**Aim of the task:** Output each entry below as it stands, leaving out every picture.

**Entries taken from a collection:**
↓↓↓

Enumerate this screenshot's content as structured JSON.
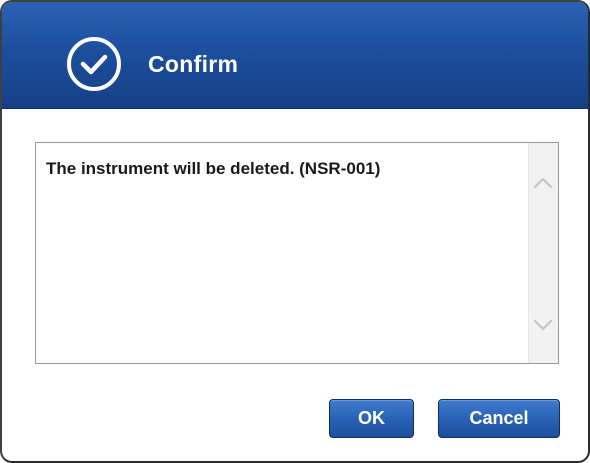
{
  "dialog": {
    "title": "Confirm",
    "title_icon": "check-circle-icon",
    "message": "The instrument will be deleted. (NSR-001)"
  },
  "buttons": {
    "ok_label": "OK",
    "cancel_label": "Cancel"
  },
  "scrollbar": {
    "up_icon": "chevron-up-icon",
    "down_icon": "chevron-down-icon"
  },
  "colors": {
    "title_bar": "#1d4f9e",
    "button": "#2a63b5",
    "text": "#1a1a1a"
  }
}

↑↑↑

**Complete output:**
Enumerate this screenshot's content as structured JSON.
{
  "dialog": {
    "title": "Confirm",
    "title_icon": "check-circle-icon",
    "message": "The instrument will be deleted. (NSR-001)"
  },
  "buttons": {
    "ok_label": "OK",
    "cancel_label": "Cancel"
  },
  "scrollbar": {
    "up_icon": "chevron-up-icon",
    "down_icon": "chevron-down-icon"
  },
  "colors": {
    "title_bar": "#1d4f9e",
    "button": "#2a63b5",
    "text": "#1a1a1a"
  }
}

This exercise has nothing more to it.